- _DIRECTION_
Check every line of the entries that follow, and copy the ones containing "业务咨询服务协议".

Records from a data collection
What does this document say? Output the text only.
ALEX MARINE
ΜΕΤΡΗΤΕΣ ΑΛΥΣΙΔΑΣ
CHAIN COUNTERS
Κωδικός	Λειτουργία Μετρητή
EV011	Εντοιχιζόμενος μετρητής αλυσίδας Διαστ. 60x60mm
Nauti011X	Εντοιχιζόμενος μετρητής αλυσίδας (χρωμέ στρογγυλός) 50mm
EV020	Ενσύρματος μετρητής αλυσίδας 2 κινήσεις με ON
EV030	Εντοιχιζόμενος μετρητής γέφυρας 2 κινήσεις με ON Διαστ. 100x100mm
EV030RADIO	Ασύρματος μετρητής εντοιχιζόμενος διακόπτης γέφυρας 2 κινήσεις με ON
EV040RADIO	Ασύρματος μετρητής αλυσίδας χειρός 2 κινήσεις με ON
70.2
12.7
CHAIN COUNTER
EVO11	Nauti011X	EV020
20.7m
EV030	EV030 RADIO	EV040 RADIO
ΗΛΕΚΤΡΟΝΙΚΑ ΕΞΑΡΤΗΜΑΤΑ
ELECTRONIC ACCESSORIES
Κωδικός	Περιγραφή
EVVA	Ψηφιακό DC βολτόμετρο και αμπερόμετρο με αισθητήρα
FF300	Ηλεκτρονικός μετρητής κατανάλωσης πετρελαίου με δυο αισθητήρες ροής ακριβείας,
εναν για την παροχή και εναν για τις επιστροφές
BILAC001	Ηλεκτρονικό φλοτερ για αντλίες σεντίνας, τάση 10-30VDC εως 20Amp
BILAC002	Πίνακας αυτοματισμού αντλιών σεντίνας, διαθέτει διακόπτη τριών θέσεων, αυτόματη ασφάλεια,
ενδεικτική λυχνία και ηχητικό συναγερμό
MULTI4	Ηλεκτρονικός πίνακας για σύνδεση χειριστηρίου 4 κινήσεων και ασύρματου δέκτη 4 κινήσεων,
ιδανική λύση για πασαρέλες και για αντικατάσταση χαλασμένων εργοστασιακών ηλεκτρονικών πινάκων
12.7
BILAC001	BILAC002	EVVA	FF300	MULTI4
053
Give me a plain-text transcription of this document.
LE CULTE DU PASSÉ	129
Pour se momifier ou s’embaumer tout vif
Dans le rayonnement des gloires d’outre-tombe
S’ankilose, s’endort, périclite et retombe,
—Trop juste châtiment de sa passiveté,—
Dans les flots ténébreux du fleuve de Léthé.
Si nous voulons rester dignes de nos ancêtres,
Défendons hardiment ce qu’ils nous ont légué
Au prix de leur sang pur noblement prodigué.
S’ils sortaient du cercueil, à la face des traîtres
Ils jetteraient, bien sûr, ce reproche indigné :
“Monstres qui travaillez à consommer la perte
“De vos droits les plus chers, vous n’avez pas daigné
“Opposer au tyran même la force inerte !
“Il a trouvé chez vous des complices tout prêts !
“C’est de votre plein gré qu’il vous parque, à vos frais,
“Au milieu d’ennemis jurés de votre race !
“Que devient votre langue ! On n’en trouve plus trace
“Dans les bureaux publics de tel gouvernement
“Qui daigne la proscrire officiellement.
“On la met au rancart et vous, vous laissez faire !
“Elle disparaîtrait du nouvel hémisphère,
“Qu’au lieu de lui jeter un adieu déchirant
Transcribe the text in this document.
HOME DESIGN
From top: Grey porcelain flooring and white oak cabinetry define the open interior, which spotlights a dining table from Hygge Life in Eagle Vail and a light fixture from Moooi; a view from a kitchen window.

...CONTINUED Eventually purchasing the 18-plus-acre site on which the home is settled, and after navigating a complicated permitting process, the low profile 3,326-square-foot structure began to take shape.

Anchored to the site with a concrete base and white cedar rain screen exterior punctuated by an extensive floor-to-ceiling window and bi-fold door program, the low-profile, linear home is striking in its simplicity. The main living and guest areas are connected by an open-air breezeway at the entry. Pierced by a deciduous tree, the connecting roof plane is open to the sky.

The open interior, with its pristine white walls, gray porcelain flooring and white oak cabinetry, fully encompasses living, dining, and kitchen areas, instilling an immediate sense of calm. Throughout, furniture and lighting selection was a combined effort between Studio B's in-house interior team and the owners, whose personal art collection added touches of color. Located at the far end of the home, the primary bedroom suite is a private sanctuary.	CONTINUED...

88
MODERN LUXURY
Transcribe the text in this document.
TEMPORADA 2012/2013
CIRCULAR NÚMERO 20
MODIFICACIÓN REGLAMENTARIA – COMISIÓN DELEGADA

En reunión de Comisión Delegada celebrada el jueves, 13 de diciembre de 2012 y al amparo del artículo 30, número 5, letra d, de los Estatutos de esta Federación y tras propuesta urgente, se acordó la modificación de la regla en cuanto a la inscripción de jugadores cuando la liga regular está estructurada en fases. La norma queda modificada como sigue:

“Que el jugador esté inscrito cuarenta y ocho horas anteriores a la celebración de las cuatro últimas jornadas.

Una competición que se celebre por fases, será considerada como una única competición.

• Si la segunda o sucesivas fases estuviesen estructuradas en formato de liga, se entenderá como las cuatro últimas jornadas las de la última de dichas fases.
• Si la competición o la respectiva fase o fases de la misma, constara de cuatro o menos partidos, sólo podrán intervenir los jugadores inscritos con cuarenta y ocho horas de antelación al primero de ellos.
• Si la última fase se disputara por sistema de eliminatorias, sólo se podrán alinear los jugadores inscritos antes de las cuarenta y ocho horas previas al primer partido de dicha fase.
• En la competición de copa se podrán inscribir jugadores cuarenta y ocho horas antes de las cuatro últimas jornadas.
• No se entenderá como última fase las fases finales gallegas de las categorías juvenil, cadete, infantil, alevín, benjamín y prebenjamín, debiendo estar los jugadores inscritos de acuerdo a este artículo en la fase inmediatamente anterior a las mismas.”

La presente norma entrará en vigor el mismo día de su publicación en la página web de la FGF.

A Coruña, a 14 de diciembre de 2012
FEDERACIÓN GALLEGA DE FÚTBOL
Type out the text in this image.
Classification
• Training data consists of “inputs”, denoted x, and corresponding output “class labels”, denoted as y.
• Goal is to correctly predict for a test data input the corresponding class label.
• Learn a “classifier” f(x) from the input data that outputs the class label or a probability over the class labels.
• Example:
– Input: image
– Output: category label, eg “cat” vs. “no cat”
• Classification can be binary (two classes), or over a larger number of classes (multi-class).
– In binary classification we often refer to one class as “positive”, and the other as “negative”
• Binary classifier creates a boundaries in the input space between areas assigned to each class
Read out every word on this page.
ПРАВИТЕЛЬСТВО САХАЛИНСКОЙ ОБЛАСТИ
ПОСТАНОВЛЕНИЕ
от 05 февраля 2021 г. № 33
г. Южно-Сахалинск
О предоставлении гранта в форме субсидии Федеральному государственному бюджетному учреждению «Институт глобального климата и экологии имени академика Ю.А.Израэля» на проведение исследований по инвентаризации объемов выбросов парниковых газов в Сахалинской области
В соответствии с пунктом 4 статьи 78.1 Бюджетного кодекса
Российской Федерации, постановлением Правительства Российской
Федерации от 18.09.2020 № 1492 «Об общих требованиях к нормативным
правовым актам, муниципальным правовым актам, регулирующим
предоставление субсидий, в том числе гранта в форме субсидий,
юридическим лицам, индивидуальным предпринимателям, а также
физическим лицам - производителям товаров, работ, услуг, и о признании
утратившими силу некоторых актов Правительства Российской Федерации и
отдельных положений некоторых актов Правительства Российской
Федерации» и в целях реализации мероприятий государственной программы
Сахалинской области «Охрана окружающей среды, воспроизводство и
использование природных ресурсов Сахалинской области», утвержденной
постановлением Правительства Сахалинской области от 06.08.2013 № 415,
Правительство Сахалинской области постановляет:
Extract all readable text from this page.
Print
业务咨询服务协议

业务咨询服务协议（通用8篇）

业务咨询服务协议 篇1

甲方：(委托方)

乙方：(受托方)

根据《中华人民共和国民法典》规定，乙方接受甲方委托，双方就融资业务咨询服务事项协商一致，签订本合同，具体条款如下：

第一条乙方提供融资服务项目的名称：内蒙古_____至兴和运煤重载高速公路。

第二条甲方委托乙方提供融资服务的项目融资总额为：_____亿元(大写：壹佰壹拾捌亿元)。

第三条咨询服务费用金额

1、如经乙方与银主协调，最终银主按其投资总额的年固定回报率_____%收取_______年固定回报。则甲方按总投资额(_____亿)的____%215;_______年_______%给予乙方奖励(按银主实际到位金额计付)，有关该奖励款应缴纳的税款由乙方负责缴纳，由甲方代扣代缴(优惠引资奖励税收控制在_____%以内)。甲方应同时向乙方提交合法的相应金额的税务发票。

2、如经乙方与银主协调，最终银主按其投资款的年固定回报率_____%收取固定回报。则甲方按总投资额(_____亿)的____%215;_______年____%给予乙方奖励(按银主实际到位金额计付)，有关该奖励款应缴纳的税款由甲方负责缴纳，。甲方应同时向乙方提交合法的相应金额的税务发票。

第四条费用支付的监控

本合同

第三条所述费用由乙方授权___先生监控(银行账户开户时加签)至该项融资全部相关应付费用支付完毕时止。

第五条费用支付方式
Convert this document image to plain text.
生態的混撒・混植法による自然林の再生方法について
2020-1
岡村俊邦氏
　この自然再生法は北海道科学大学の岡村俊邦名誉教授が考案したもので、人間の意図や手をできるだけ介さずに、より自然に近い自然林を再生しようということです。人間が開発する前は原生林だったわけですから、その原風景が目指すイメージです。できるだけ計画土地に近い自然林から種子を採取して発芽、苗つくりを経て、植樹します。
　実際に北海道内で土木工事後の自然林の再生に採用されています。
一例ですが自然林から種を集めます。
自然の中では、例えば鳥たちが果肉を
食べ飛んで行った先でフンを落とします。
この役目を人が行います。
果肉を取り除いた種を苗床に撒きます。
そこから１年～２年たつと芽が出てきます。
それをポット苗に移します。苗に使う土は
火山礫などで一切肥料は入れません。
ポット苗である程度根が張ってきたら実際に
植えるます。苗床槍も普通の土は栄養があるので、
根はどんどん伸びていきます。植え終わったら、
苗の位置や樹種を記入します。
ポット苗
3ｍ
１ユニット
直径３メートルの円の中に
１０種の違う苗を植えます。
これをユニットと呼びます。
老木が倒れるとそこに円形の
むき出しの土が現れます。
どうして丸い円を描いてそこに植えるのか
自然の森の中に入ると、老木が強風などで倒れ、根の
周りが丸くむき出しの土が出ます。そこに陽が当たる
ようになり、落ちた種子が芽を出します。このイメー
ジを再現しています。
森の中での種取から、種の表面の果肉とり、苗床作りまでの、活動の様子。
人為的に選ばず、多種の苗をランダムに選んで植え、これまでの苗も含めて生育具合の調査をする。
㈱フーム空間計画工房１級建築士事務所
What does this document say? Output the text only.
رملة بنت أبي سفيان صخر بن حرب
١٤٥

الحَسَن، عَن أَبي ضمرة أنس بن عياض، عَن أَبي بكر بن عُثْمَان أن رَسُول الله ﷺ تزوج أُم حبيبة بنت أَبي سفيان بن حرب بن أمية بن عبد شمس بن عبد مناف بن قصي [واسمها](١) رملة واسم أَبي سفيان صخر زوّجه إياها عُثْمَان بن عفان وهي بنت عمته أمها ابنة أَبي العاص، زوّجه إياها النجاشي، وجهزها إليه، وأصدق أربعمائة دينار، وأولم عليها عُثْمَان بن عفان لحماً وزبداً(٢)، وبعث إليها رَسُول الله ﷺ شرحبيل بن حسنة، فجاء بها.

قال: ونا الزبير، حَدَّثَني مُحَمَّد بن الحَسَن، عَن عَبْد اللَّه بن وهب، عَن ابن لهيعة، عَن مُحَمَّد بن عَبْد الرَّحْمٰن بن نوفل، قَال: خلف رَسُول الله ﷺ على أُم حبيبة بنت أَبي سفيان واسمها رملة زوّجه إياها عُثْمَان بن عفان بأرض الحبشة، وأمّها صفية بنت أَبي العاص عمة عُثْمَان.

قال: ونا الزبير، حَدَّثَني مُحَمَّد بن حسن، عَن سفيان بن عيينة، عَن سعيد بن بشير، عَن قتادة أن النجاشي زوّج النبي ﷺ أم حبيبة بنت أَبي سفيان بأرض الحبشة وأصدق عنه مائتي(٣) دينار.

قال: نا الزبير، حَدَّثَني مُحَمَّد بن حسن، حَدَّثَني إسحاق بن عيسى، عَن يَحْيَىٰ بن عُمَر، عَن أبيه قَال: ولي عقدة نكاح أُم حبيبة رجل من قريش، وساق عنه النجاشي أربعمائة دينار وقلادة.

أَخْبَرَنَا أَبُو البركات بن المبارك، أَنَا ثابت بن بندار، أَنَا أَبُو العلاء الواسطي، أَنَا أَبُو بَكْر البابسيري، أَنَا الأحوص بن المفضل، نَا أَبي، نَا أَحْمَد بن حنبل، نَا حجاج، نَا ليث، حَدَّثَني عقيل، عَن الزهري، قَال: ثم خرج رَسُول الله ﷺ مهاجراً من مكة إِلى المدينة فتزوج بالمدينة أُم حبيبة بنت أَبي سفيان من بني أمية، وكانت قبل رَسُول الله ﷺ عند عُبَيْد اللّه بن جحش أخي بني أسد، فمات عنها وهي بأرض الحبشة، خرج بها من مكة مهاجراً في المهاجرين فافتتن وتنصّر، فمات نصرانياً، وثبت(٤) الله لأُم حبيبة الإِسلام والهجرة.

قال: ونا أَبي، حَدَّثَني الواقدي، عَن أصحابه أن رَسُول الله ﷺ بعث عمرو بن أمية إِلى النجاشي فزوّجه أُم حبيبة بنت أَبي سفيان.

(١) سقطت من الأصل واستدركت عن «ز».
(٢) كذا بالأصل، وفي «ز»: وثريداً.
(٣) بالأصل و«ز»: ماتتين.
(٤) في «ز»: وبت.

- _RESULT_
业务咨询服务协议
业务咨询服务协议（通用8篇）
业务咨询服务协议 篇1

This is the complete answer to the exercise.